▸ **Exercise**
Give the number of lines that include the word "России", and nothing else.

▸ **Data listing**
"""
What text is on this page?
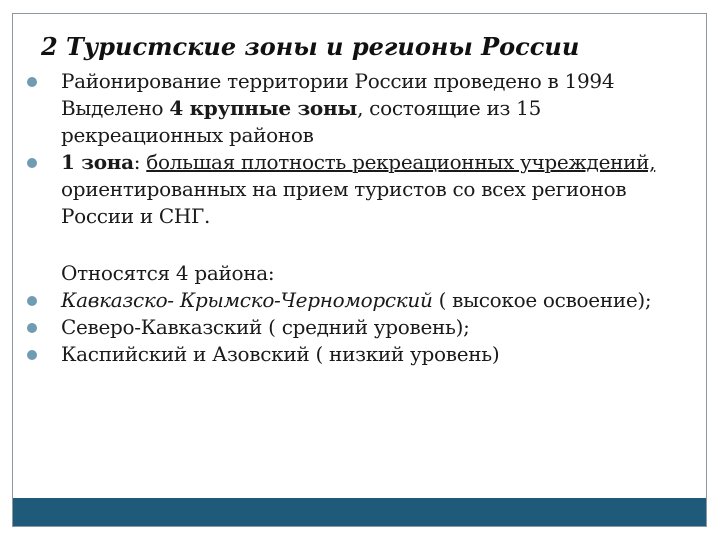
2 Туристские зоны и регионы России
Районирование территории России проведено в 1994
Выделено 4 крупные зоны, состоящие из 15 рекреационных районов
1 зона: большая плотность рекреационных учреждений, ориентированных на прием туристов со всех регионов России и СНГ.
Относятся 4 района:
Кавказско- Крымско-Черноморский ( высокое освоение);
Северо-Кавказский ( средний уровень);
Каспийский и Азовский ( низкий уровень)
"""
▸ **Completed exercise**
3